--- begin Data shown ---

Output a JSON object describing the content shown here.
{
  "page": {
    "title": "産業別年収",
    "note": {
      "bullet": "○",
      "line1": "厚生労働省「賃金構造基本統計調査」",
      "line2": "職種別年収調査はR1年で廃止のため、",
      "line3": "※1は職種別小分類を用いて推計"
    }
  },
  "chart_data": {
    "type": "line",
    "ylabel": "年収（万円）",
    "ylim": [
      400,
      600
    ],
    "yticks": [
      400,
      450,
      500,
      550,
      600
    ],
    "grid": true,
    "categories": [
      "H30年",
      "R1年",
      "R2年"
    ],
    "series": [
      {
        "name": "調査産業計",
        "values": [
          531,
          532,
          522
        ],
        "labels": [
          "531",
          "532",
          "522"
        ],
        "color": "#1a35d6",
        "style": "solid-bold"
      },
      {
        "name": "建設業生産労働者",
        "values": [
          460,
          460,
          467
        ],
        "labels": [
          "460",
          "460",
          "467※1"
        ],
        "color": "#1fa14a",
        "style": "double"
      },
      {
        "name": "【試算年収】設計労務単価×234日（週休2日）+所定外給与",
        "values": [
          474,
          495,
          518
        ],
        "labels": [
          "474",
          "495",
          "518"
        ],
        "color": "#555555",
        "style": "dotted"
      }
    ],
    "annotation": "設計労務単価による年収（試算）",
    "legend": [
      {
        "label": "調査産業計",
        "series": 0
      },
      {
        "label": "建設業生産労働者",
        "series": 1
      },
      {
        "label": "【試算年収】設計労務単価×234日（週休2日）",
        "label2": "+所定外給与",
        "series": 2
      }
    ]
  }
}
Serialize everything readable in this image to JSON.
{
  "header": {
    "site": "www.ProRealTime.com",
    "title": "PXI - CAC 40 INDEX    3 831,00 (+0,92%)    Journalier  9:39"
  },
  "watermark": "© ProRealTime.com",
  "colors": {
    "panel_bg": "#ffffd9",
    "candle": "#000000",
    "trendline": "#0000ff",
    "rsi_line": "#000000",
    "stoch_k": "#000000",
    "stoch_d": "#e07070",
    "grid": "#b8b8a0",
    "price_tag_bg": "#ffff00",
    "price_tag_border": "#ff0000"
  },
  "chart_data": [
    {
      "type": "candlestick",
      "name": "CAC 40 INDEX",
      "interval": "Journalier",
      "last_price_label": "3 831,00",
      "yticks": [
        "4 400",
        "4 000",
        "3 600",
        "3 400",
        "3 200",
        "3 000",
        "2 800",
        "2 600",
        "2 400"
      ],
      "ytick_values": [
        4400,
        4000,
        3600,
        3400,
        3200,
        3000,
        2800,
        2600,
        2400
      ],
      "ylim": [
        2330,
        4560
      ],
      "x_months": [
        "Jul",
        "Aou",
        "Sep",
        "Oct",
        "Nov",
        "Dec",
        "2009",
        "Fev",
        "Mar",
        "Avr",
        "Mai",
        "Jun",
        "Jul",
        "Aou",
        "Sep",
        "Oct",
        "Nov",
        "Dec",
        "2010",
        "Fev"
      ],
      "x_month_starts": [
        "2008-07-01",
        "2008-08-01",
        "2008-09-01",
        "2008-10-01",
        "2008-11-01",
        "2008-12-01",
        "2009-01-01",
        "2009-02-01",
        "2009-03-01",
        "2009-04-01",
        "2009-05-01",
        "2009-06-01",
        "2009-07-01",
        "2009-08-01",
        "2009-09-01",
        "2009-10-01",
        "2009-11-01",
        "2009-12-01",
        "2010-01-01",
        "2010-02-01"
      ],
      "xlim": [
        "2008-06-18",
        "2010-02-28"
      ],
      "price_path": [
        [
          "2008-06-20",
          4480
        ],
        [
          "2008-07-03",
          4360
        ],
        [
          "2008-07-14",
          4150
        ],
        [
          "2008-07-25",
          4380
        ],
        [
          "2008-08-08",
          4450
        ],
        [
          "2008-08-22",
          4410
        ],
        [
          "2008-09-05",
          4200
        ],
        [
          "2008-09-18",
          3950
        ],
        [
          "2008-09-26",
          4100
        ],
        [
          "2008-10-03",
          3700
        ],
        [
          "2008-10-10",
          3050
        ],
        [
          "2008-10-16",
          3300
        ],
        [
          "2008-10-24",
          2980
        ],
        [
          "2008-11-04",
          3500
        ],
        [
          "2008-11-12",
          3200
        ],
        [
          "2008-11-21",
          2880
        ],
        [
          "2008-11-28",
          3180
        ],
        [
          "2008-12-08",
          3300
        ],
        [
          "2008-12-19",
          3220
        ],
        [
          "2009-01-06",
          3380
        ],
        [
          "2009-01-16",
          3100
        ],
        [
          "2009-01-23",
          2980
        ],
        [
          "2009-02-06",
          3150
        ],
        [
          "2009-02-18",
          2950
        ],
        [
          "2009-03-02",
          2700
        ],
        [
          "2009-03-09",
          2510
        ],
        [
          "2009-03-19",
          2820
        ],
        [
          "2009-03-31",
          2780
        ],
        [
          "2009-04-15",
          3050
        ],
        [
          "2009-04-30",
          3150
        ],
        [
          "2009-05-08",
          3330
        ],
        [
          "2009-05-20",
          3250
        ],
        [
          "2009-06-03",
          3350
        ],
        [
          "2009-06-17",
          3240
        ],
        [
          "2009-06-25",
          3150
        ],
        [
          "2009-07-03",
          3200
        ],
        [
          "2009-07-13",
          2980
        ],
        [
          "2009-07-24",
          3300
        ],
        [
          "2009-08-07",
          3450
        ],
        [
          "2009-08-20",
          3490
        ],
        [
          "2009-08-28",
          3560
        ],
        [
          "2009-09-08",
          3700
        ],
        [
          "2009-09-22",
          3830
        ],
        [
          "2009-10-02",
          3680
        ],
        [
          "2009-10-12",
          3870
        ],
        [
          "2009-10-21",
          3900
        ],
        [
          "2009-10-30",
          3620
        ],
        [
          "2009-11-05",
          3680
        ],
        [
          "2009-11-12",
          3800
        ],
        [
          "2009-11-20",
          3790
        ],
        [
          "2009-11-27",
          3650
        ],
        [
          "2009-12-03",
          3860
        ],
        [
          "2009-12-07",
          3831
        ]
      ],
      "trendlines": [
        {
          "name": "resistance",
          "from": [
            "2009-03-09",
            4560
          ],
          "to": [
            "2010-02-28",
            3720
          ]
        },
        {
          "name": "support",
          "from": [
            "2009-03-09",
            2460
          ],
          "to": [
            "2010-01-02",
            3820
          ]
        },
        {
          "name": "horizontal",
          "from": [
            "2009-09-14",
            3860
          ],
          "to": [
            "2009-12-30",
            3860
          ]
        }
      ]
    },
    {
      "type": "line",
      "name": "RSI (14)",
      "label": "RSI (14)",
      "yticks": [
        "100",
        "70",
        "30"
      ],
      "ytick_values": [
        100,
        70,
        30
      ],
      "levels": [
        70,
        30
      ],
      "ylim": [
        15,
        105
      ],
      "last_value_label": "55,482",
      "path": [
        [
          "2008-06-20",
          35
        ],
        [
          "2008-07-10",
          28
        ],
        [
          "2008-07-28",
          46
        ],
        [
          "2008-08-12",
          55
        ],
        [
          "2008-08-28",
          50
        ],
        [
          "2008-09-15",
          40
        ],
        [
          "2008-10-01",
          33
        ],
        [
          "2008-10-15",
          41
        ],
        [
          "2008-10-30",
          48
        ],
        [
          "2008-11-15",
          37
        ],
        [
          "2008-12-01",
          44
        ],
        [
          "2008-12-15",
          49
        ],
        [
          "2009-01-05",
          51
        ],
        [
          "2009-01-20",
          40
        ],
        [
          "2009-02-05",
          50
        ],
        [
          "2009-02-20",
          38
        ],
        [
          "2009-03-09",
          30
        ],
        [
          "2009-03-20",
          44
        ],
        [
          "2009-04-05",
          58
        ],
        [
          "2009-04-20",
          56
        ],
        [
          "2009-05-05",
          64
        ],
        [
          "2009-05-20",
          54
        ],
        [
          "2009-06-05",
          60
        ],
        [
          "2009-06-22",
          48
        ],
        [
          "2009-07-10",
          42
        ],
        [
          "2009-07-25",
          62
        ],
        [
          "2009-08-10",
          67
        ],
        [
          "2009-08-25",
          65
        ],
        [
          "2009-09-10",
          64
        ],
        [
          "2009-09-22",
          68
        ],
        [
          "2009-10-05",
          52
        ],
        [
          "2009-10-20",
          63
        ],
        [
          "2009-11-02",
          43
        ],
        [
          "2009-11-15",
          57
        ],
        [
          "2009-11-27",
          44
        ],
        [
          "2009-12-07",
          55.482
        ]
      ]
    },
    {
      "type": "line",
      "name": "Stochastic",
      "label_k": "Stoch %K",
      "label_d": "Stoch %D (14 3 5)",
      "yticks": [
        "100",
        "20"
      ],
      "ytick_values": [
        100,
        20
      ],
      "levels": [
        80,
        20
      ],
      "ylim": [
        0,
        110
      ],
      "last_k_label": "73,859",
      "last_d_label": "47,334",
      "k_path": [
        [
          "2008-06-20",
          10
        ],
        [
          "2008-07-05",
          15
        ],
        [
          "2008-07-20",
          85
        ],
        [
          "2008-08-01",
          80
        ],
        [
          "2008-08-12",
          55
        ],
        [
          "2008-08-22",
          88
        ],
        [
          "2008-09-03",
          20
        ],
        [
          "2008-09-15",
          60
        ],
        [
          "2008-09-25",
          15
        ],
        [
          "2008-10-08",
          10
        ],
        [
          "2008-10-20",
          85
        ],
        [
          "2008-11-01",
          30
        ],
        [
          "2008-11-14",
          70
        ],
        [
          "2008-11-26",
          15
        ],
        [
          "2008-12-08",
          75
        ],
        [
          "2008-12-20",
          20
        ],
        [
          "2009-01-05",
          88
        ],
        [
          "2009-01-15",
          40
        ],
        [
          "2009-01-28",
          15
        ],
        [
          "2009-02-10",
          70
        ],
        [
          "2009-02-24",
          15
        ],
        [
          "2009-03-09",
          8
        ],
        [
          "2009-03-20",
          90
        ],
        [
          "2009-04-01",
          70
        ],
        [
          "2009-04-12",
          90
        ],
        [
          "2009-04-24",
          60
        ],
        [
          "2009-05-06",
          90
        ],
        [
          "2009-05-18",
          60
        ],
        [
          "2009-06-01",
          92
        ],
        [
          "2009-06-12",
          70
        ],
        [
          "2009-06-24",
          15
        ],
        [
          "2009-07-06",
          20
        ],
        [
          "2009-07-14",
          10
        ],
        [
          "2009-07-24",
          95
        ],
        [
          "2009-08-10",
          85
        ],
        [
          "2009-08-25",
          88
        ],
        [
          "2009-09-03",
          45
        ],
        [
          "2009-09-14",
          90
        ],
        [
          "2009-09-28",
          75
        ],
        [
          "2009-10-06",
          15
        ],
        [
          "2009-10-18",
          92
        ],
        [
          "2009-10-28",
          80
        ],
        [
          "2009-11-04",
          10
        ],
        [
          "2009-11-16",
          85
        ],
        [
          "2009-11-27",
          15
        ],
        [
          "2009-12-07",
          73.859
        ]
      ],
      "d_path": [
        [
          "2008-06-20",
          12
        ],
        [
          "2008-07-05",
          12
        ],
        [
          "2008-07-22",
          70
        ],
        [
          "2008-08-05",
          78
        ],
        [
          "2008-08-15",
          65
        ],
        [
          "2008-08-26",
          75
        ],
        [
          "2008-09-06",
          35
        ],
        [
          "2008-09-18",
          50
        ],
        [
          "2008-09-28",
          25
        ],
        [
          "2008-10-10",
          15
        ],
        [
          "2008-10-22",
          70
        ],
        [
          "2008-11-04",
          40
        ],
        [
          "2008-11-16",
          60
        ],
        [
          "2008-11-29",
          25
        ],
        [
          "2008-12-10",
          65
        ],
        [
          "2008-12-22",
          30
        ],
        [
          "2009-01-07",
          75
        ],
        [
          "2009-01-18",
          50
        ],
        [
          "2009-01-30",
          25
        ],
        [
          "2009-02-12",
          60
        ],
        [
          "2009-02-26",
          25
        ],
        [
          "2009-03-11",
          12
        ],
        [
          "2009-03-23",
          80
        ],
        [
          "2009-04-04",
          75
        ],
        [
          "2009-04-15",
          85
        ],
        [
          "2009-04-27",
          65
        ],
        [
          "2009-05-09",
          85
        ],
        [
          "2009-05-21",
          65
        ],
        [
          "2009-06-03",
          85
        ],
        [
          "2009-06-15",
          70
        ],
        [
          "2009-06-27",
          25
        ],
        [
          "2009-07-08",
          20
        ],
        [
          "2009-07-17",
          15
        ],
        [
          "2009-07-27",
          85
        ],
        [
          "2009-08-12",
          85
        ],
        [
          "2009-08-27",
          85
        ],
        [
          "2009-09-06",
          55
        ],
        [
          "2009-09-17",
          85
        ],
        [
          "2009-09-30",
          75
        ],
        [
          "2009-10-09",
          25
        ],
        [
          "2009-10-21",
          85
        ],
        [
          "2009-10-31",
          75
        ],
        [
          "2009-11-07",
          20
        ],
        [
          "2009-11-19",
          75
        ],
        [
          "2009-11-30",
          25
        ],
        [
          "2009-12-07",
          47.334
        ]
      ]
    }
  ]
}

--- end Data shown ---

Copy, from the material, each line that holds the string "試算年収".

        "name": "【試算年収】設計労務単価×234日（週休2日）+所定外給与",
        "label": "【試算年収】設計労務単価×234日（週休2日）",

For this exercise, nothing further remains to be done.